**Instructions to follow**
Restate the entries below verbatim.

**Records provided**
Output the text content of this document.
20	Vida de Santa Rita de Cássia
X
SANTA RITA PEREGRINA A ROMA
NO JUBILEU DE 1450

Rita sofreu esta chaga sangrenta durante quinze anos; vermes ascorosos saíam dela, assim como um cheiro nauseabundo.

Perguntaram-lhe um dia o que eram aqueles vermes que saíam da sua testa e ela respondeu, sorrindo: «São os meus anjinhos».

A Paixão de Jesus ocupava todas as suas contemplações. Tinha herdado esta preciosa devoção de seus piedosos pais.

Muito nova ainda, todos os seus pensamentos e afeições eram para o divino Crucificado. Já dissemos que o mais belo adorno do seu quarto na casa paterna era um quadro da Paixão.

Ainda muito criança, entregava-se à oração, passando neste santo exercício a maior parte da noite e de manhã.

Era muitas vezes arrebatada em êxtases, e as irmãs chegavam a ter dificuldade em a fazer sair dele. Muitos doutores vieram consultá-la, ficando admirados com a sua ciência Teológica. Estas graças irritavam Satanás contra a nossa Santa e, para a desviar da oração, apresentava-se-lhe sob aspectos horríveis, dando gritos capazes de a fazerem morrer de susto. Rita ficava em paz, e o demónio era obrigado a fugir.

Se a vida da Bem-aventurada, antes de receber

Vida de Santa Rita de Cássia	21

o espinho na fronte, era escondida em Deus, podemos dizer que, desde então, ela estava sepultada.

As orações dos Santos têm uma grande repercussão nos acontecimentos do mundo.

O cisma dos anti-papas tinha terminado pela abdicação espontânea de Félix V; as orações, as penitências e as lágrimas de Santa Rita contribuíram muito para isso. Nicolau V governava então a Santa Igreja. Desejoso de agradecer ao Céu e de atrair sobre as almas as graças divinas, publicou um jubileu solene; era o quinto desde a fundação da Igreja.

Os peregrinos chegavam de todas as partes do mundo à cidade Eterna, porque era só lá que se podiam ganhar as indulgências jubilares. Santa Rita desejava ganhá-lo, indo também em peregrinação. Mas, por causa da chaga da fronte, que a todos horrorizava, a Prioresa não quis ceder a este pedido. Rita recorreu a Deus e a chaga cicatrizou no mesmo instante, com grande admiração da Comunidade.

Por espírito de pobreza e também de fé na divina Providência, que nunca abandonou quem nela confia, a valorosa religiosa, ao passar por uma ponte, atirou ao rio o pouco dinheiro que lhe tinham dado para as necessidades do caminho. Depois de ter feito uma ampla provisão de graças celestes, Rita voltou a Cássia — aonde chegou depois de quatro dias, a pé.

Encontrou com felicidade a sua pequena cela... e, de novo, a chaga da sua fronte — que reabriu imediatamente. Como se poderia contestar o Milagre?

**Solution below**
Output the text content of this document.
20	Vida de Santa Rita de Cássia
X
SANTA RITA PEREGRINA A ROMA
NO JUBILEU DE 1450

Rita sofreu esta chaga sangrenta durante quinze anos; vermes ascorosos saíam dela, assim como um cheiro nauseabundo.

Perguntaram-lhe um dia o que eram aqueles vermes que saíam da sua testa e ela respondeu, sorrindo: «São os meus anjinhos».

A Paixão de Jesus ocupava todas as suas contemplações. Tinha herdado esta preciosa devoção de seus piedosos pais.

Muito nova ainda, todos os seus pensamentos e afeições eram para o divino Crucificado. Já dissemos que o mais belo adorno do seu quarto na casa paterna era um quadro da Paixão.

Ainda muito criança, entregava-se à oração, passando neste santo exercício a maior parte da noite e de manhã.

Era muitas vezes arrebatada em êxtases, e as irmãs chegavam a ter dificuldade em a fazer sair dele. Muitos doutores vieram consultá-la, ficando admirados com a sua ciência Teológica. Estas graças irritavam Satanás contra a nossa Santa e, para a desviar da oração, apresentava-se-lhe sob aspectos horríveis, dando gritos capazes de a fazerem morrer de susto. Rita ficava em paz, e o demónio era obrigado a fugir.

Se a vida da Bem-aventurada, antes de receber

Vida de Santa Rita de Cássia	21

o espinho na fronte, era escondida em Deus, podemos dizer que, desde então, ela estava sepultada.

As orações dos Santos têm uma grande repercussão nos acontecimentos do mundo.

O cisma dos anti-papas tinha terminado pela abdicação espontânea de Félix V; as orações, as penitências e as lágrimas de Santa Rita contribuíram muito para isso. Nicolau V governava então a Santa Igreja. Desejoso de agradecer ao Céu e de atrair sobre as almas as graças divinas, publicou um jubileu solene; era o quinto desde a fundação da Igreja.

Os peregrinos chegavam de todas as partes do mundo à cidade Eterna, porque era só lá que se podiam ganhar as indulgências jubilares. Santa Rita desejava ganhá-lo, indo também em peregrinação. Mas, por causa da chaga da fronte, que a todos horrorizava, a Prioresa não quis ceder a este pedido. Rita recorreu a Deus e a chaga cicatrizou no mesmo instante, com grande admiração da Comunidade.

Por espírito de pobreza e também de fé na divina Providência, que nunca abandonou quem nela confia, a valorosa religiosa, ao passar por uma ponte, atirou ao rio o pouco dinheiro que lhe tinham dado para as necessidades do caminho. Depois de ter feito uma ampla provisão de graças celestes, Rita voltou a Cássia — aonde chegou depois de quatro dias, a pé.

Encontrou com felicidade a sua pequena cela... e, de novo, a chaga da sua fronte — que reabriu imediatamente. Como se poderia contestar o Milagre?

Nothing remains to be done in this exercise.